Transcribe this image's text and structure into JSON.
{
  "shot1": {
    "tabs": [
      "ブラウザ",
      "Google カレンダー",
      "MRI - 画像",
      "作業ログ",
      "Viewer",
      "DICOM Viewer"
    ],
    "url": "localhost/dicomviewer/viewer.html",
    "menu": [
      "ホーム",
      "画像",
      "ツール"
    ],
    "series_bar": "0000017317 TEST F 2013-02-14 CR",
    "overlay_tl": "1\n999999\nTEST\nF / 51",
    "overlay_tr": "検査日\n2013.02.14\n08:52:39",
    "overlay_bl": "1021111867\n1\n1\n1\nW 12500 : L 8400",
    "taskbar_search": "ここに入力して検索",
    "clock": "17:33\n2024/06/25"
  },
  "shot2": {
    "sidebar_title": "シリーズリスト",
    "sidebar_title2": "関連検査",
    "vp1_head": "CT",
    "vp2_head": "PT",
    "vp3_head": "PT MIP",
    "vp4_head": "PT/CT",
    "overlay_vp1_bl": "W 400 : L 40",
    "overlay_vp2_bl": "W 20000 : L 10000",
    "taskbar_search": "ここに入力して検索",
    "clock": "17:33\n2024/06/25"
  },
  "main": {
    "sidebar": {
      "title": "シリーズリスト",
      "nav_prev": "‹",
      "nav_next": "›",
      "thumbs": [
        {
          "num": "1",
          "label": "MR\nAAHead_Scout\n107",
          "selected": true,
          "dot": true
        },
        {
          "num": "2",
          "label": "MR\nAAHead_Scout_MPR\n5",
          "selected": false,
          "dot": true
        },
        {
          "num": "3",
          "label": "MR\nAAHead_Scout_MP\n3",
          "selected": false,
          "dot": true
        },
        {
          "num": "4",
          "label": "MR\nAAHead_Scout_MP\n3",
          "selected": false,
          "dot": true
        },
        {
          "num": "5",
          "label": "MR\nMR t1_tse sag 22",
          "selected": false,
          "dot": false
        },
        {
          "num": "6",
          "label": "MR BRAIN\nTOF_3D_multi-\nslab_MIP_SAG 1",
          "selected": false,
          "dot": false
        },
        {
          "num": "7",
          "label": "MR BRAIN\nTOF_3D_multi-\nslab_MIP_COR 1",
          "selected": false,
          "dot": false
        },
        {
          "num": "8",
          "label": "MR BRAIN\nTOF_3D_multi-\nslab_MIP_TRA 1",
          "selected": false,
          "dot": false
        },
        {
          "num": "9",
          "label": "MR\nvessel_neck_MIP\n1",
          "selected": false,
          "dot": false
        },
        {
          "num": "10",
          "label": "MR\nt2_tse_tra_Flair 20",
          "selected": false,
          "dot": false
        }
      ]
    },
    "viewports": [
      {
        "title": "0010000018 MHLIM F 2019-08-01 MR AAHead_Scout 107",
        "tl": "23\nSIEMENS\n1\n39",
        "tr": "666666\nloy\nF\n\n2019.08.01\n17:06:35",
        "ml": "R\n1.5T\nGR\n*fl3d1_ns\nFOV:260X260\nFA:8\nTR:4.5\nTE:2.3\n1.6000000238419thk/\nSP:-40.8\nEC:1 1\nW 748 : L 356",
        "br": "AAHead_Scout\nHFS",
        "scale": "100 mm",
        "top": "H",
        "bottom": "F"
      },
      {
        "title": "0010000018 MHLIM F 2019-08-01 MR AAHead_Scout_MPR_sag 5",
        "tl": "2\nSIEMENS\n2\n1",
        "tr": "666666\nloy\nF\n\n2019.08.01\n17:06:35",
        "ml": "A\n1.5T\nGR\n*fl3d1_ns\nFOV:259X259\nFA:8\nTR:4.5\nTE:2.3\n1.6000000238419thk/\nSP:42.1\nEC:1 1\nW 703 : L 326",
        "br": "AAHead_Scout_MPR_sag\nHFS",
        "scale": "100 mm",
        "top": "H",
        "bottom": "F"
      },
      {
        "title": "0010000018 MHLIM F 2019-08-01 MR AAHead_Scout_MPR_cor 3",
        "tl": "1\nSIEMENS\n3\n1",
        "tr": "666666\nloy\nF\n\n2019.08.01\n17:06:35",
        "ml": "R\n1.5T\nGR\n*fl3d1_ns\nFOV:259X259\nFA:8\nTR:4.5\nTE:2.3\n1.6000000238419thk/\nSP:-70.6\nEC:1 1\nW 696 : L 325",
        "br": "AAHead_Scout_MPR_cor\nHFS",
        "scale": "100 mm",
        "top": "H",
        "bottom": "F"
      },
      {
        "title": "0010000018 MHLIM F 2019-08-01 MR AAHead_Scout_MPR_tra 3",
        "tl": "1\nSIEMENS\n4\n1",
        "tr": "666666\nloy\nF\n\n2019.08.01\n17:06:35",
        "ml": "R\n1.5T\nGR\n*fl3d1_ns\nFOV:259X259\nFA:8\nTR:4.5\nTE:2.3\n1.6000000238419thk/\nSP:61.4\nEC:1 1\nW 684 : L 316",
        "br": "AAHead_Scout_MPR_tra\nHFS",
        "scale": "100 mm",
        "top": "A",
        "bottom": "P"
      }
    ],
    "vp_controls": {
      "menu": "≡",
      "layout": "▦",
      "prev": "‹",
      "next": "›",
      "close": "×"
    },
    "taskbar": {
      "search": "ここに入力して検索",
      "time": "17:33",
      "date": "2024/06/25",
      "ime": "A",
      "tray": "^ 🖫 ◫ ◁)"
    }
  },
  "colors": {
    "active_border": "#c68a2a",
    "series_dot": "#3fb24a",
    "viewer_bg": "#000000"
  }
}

··········

Goal: Extract all the material, leaving every line as it is.

Solution for this task:
Transcribe this image's text and structure into JSON.
{
  "shot1": {
    "tabs": [
      "ブラウザ",
      "Google カレンダー",
      "MRI - 画像",
      "作業ログ",
      "Viewer",
      "DICOM Viewer"
    ],
    "url": "localhost/dicomviewer/viewer.html",
    "menu": [
      "ホーム",
      "画像",
      "ツール"
    ],
    "series_bar": "0000017317 TEST F 2013-02-14 CR",
    "overlay_tl": "1\n999999\nTEST\nF / 51",
    "overlay_tr": "検査日\n2013.02.14\n08:52:39",
    "overlay_bl": "1021111867\n1\n1\n1\nW 12500 : L 8400",
    "taskbar_search": "ここに入力して検索",
    "clock": "17:33\n2024/06/25"
  },
  "shot2": {
    "sidebar_title": "シリーズリスト",
    "sidebar_title2": "関連検査",
    "vp1_head": "CT",
    "vp2_head": "PT",
    "vp3_head": "PT MIP",
    "vp4_head": "PT/CT",
    "overlay_vp1_bl": "W 400 : L 40",
    "overlay_vp2_bl": "W 20000 : L 10000",
    "taskbar_search": "ここに入力して検索",
    "clock": "17:33\n2024/06/25"
  },
  "main": {
    "sidebar": {
      "title": "シリーズリスト",
      "nav_prev": "‹",
      "nav_next": "›",
      "thumbs": [
        {
          "num": "1",
          "label": "MR\nAAHead_Scout\n107",
          "selected": true,
          "dot": true
        },
        {
          "num": "2",
          "label": "MR\nAAHead_Scout_MPR\n5",
          "selected": false,
          "dot": true
        },
        {
          "num": "3",
          "label": "MR\nAAHead_Scout_MP\n3",
          "selected": false,
          "dot": true
        },
        {
          "num": "4",
          "label": "MR\nAAHead_Scout_MP\n3",
          "selected": false,
          "dot": true
        },
        {
          "num": "5",
          "label": "MR\nMR t1_tse sag 22",
          "selected": false,
          "dot": false
        },
        {
          "num": "6",
          "label": "MR BRAIN\nTOF_3D_multi-\nslab_MIP_SAG 1",
          "selected": false,
          "dot": false
        },
        {
          "num": "7",
          "label": "MR BRAIN\nTOF_3D_multi-\nslab_MIP_COR 1",
          "selected": false,
          "dot": false
        },
        {
          "num": "8",
          "label": "MR BRAIN\nTOF_3D_multi-\nslab_MIP_TRA 1",
          "selected": false,
          "dot": false
        },
        {
          "num": "9",
          "label": "MR\nvessel_neck_MIP\n1",
          "selected": false,
          "dot": false
        },
        {
          "num": "10",
          "label": "MR\nt2_tse_tra_Flair 20",
          "selected": false,
          "dot": false
        }
      ]
    },
    "viewports": [
      {
        "title": "0010000018 MHLIM F 2019-08-01 MR AAHead_Scout 107",
        "tl": "23\nSIEMENS\n1\n39",
        "tr": "666666\nloy\nF\n\n2019.08.01\n17:06:35",
        "ml": "R\n1.5T\nGR\n*fl3d1_ns\nFOV:260X260\nFA:8\nTR:4.5\nTE:2.3\n1.6000000238419thk/\nSP:-40.8\nEC:1 1\nW 748 : L 356",
        "br": "AAHead_Scout\nHFS",
        "scale": "100 mm",
        "top": "H",
        "bottom": "F"
      },
      {
        "title": "0010000018 MHLIM F 2019-08-01 MR AAHead_Scout_MPR_sag 5",
        "tl": "2\nSIEMENS\n2\n1",
        "tr": "666666\nloy\nF\n\n2019.08.01\n17:06:35",
        "ml": "A\n1.5T\nGR\n*fl3d1_ns\nFOV:259X259\nFA:8\nTR:4.5\nTE:2.3\n1.6000000238419thk/\nSP:42.1\nEC:1 1\nW 703 : L 326",
        "br": "AAHead_Scout_MPR_sag\nHFS",
        "scale": "100 mm",
        "top": "H",
        "bottom": "F"
      },
      {
        "title": "0010000018 MHLIM F 2019-08-01 MR AAHead_Scout_MPR_cor 3",
        "tl": "1\nSIEMENS\n3\n1",
        "tr": "666666\nloy\nF\n\n2019.08.01\n17:06:35",
        "ml": "R\n1.5T\nGR\n*fl3d1_ns\nFOV:259X259\nFA:8\nTR:4.5\nTE:2.3\n1.6000000238419thk/\nSP:-70.6\nEC:1 1\nW 696 : L 325",
        "br": "AAHead_Scout_MPR_cor\nHFS",
        "scale": "100 mm",
        "top": "H",
        "bottom": "F"
      },
      {
        "title": "0010000018 MHLIM F 2019-08-01 MR AAHead_Scout_MPR_tra 3",
        "tl": "1\nSIEMENS\n4\n1",
        "tr": "666666\nloy\nF\n\n2019.08.01\n17:06:35",
        "ml": "R\n1.5T\nGR\n*fl3d1_ns\nFOV:259X259\nFA:8\nTR:4.5\nTE:2.3\n1.6000000238419thk/\nSP:61.4\nEC:1 1\nW 684 : L 316",
        "br": "AAHead_Scout_MPR_tra\nHFS",
        "scale": "100 mm",
        "top": "A",
        "bottom": "P"
      }
    ],
    "vp_controls": {
      "menu": "≡",
      "layout": "▦",
      "prev": "‹",
      "next": "›",
      "close": "×"
    },
    "taskbar": {
      "search": "ここに入力して検索",
      "time": "17:33",
      "date": "2024/06/25",
      "ime": "A",
      "tray": "^ 🖫 ◫ ◁)"
    }
  },
  "colors": {
    "active_border": "#c68a2a",
    "series_dot": "#3fb24a",
    "viewer_bg": "#000000"
  }
}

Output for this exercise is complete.